(Tarefa 1)
Responda às perguntas seguintes com base no texto sobre a responsabilidade social das empresas:
(a) Em que ano a revista The Economist divulgou a visão sobre os dois testes?
(b) Que nome recebe o tipo de actividade que aumenta o bem-estar social mas reduz os lucros?
(c) Como devem ser denominadas as actividades que satisfazem ambos os requisitos?
(Tarefa 2) Reproduza exactamente o trecho do texto sobre a responsabilidade social das empresas, começando em "A Responsabilidade Social das empresas inscreve-se" e terminando em "a sua importância.".

(Texto apresentado)
▽

A Responsabilidade Social das empresas inscreve-se no debate sobre a globalização e o desenvolvimento sustentável. Representa um aspecto do modelo social europeu e constitui um meio de defender a solidariedade, a coesão e a igualdade de oportunidades. Pode igualmente contribuir para uma melhor qualidade de vida elevada num ambiente saudável. Muitos são os instrumentos que reflectem a sua importância.
Foco de tanta atenção, a Responsabilidade Social das empresas (RSE) transformou-se em tema tão sedutor quanto controverso. A expressão é usada por diferentes pessoas para significar práticas de gestão distintas.
Em 2005, foi divulgada, pela revista The Economist, uma visão sugerindo que se submetessem as actividades empresariais de RSE a dois testes:
a)Contribuem ou não para beneficiar a organização?
b)Promovem ou não o bem comum?
Do cruzamento dos dois requisitos resultam quatro tipos de actividades:
1) As que satisfazem ambos devem ser denominadas "boa gestão", mais do que RSE.
2) A virtude emprestada
Corresponde a acções que aumentam o bem-estar social mas reduzem os lucros.
3) A perniciosa
A que aumenta os lucros mas diminui o bem-estar social.
4) A ilusória
É a que reduz os lucros e o bem social.
A tese pode gerar controvérsia, mas ajuda a compreender que as empresas nesta matéria devem atender aos dois objectivos.
Caso contrário, incorrem em dois riscos:
(1) O de hipotecarem o seu futuro, perdendo a possibilidade de prosseguir o bem comum;
(2) O de aplicarem indevidamente os recursos destinados a bens sociais.

△

(Linhas de dados)
▽

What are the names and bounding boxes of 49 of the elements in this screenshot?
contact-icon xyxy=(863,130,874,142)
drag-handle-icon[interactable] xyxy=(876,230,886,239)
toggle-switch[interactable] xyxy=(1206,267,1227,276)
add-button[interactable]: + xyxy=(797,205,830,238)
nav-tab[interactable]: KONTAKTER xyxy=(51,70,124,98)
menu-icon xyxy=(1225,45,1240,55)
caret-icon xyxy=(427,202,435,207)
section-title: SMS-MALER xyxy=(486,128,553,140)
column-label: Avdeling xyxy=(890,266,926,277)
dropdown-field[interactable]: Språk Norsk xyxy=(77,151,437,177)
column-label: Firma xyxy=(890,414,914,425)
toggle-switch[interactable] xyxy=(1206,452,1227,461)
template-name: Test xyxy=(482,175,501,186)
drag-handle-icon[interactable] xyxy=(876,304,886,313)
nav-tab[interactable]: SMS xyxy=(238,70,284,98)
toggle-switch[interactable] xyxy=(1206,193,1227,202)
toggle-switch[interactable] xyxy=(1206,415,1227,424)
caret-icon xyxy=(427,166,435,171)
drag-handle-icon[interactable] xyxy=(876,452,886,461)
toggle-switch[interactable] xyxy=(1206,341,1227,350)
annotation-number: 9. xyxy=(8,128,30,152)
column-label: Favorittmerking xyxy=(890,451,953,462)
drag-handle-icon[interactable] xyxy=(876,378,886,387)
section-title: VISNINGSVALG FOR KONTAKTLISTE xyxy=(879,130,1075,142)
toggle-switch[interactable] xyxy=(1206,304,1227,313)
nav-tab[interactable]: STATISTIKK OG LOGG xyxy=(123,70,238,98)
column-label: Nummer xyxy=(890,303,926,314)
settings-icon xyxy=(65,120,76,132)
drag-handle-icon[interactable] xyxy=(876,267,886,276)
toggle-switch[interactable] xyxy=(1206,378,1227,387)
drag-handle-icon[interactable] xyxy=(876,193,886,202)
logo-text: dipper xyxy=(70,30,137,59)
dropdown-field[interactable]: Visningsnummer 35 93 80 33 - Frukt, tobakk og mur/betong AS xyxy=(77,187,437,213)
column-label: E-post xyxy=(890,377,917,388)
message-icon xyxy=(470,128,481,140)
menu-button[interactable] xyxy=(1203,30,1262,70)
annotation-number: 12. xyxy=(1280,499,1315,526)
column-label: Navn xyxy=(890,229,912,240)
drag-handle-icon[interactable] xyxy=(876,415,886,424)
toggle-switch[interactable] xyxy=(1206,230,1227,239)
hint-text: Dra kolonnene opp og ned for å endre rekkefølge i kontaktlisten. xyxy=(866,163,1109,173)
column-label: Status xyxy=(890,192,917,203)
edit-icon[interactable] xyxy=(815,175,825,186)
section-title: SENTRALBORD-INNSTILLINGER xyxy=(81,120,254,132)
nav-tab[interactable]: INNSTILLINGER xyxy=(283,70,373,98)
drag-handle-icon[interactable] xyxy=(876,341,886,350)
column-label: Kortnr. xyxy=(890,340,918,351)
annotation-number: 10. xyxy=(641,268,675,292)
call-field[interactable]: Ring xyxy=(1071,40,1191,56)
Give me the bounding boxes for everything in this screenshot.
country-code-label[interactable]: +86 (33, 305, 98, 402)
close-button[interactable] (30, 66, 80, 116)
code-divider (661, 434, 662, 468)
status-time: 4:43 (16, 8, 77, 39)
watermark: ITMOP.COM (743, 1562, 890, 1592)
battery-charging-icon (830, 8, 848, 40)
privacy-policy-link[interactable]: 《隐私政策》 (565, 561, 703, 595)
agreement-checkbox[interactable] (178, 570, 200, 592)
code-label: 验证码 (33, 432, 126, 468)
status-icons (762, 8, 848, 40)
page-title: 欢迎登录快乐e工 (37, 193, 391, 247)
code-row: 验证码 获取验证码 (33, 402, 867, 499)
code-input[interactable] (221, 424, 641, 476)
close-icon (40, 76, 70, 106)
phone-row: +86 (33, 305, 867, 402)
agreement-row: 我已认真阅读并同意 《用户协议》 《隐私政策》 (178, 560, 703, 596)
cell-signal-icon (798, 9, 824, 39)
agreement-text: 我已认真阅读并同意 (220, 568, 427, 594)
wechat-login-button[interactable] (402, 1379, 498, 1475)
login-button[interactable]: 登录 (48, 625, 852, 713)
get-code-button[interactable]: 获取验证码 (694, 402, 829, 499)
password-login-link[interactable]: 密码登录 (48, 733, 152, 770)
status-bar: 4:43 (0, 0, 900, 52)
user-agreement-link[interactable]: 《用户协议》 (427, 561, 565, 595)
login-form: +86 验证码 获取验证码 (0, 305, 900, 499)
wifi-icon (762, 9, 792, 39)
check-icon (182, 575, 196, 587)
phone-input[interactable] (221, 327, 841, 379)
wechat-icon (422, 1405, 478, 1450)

△

(Resposta 1)
(a) Em 2005.
(b) A virtude emprestada.
(c) Devem ser denominadas "boa gestão", mais do que RSE.

(Resposta 2)
A Responsabilidade Social das empresas inscreve-se no debate sobre a globalização e o desenvolvimento sustentável. Representa um aspecto do modelo social europeu e constitui um meio de defender a solidariedade, a coesão e a igualdade de oportunidades. Pode igualmente contribuir para uma melhor qualidade de vida elevada num ambiente saudável. Muitos são os instrumentos que reflectem a sua importância.